The paper will initially reflect on in-gallery practices around dialogue. It will ask the questions: How is dialogue understood as part of the exhibition space and how do ideas around participatory culture shape our understanding(s) of dialogue between museum staff, visitors, and oneself? In this context it draws on examples of current in-gallery dialogic practices such as the interpretive approach of “human libraries” and artistic interventions such as Tino Sehgal’s “This progress.”
Subsequently the paper will examine theoretical articulations of dialogue with the view of establishing a useful vocabulary for in-gallery dialogic practices that are relevant to in-galley digital installations. It particularly explores two complementary notions associated with dialogue: the dialogue with oneself “as a starting point for having any encounter with the other”; and the dialogic principle of responsiveness, which connects dialogue firmly with meaning-making processes and the potential for transformation of one’s own position through talk and encounters with museum content.
The paper will discuss the above ideas drawing on the design process and the visitor experiences of a digital media installation in the permanent exhibition “Destination Tyneside,” in Newcastle Upon Tyne, UK. The installation combines the use of archival records and photographs, related to migration in the UK, and responsive mirror and screen-based technology to surprise and challenge visitors’ own assumptions around historic and contemporary migration in the region. Through the use of “calm technology” it particularly aims to create a reflective space that respects the complexity of multiple narratives around the experience of migration by drawing connections (both historical and contemporary) and by encouraging people to “see something different in the familiar.”

- **Extracted records**
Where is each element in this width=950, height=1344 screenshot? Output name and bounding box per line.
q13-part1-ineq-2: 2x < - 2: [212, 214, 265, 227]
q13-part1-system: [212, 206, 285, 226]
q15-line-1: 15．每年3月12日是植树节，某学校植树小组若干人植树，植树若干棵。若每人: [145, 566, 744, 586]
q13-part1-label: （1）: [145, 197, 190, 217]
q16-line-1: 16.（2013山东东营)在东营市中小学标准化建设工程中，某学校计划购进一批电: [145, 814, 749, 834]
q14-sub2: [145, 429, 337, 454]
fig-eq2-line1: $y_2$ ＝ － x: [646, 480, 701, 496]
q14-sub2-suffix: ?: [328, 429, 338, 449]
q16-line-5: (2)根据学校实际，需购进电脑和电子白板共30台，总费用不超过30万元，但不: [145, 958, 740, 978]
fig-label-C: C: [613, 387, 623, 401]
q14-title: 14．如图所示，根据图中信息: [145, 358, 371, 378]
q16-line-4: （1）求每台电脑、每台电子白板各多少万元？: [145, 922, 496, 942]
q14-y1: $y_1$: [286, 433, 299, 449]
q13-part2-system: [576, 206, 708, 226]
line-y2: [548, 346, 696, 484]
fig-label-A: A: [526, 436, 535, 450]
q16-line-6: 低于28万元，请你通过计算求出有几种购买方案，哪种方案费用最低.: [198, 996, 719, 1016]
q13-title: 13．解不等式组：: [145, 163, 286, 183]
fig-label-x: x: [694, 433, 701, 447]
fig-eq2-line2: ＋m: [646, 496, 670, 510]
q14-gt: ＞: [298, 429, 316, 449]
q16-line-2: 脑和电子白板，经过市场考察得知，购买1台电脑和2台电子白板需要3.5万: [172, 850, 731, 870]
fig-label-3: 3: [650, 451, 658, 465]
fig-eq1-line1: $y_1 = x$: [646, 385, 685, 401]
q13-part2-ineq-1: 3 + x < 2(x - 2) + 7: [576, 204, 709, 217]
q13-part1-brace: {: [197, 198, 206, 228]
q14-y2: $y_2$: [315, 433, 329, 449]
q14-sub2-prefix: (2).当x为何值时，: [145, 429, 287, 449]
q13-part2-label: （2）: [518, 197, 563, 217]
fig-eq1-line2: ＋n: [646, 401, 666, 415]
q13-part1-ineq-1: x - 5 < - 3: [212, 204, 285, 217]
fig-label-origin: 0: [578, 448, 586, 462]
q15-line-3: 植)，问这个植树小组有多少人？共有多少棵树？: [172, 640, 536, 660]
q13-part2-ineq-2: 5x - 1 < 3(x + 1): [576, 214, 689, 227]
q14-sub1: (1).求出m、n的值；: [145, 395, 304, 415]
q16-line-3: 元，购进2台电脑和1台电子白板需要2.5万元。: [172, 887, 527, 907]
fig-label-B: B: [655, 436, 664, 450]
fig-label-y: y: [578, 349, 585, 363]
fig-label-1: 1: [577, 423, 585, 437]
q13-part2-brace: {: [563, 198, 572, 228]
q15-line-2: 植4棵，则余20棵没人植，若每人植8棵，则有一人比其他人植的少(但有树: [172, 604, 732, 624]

- **Given instruction A**
Print the rows from their first line up to and including the line that contains "q14-sub2-suffix: ?: [328, 429, 338, 449]".
- **Given instruction B**
Carry on the passage about dialogue in museum galleries from where it stops.

- **Task output A**
Where is each element in this width=950, height=1344 screenshot? Output name and bounding box per line.
q13-part1-ineq-2: 2x < - 2: [212, 214, 265, 227]
q13-part1-system: [212, 206, 285, 226]
q15-line-1: 15．每年3月12日是植树节，某学校植树小组若干人植树，植树若干棵。若每人: [145, 566, 744, 586]
q13-part1-label: （1）: [145, 197, 190, 217]
q16-line-1: 16.（2013山东东营)在东营市中小学标准化建设工程中，某学校计划购进一批电: [145, 814, 749, 834]
q14-sub2: [145, 429, 337, 454]
fig-eq2-line1: $y_2$ ＝ － x: [646, 480, 701, 496]
q14-sub2-suffix: ?: [328, 429, 338, 449]

- **Task output B**
The paper will conclude that the use of digital media applications within exhibition settings to support dialogue around sensitive topics is challenging, both in terms of its interpretive intent and its interactional affordances. It also will reflect on the value of digital installations in disrupting museum and visitor narratives by introducing and managing ambiguity in museum encounters. Furthermore, the paper calls for a more nuanced understanding of ways and methods of capturing and understanding the impact of digital museum dialogues on visitor experience.
The paper contributes to the discourse and practice-based knowledge around “heritage-making” by exploring the role of in-gallery digitally enabled and mediated dialogues in facilitating fluid heritage-making processes.